*Required task*. Look through the listing for the word "Comparing". Copy each line that has it.

*The records*.
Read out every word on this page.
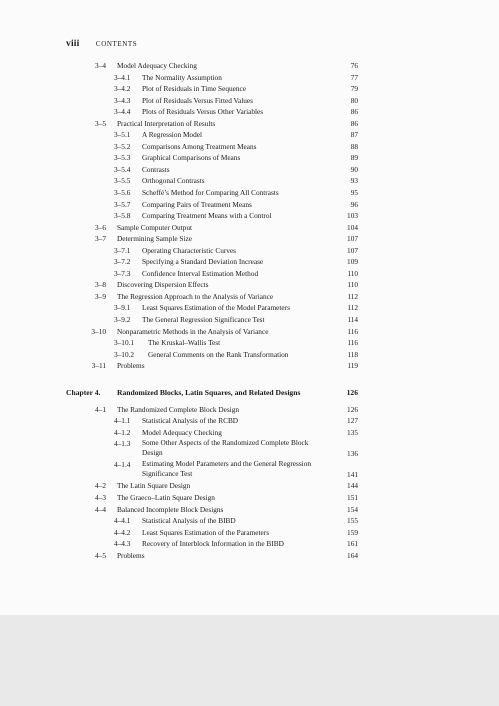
viii CONTENTS
3–4 Model Adequacy Checking	76
3–4.1 The Normality Assumption	77
3–4.2 Plot of Residuals in Time Sequence	79
3–4.3 Plot of Residuals Versus Fitted Values	80
3–4.4 Plots of Residuals Versus Other Variables	86
3–5 Practical Interpretation of Results	86
3–5.1 A Regression Model	87
3–5.2 Comparisons Among Treatment Means	88
3–5.3 Graphical Comparisons of Means	89
3–5.4 Contrasts	90
3–5.5 Orthogonal Contrasts	93
3–5.6 Scheffé’s Method for Comparing All Contrasts	95
3–5.7 Comparing Pairs of Treatment Means	96
3–5.8 Comparing Treatment Means with a Control	103
3–6 Sample Computer Output	104
3–7 Determining Sample Size	107
3–7.1 Operating Characteristic Curves	107
3–7.2 Specifying a Standard Deviation Increase	109
3–7.3 Confidence Interval Estimation Method	110
3–8 Discovering Dispersion Effects	110
3–9 The Regression Approach to the Analysis of Variance	112
3–9.1 Least Squares Estimation of the Model Parameters	112
3–9.2 The General Regression Significance Test	114
3–10 Nonparametric Methods in the Analysis of Variance	116
3–10.1 The Kruskal–Wallis Test	116
3–10.2 General Comments on the Rank Transformation	118
3–11 Problems	119
Chapter 4. Randomized Blocks, Latin Squares, and Related Designs	126
4–1 The Randomized Complete Block Design	126
4–1.1 Statistical Analysis of the RCBD	127
4–1.2 Model Adequacy Checking	135
4–1.3 Some Other Aspects of the Randomized Complete Block Design	136
4–1.4 Estimating Model Parameters and the General Regression Significance Test	141
4–2 The Latin Square Design	144
4–3 The Graeco–Latin Square Design	151
4–4 Balanced Incomplete Block Designs	154
4–4.1 Statistical Analysis of the BIBD	155
4–4.2 Least Squares Estimation of the Parameters	159
4–4.3 Recovery of Interblock Information in the BIBD	161
4–5 Problems	164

*Response*.
3–5.6 Scheffé’s Method for Comparing All Contrasts	95
3–5.7 Comparing Pairs of Treatment Means	96
3–5.8 Comparing Treatment Means with a Control	103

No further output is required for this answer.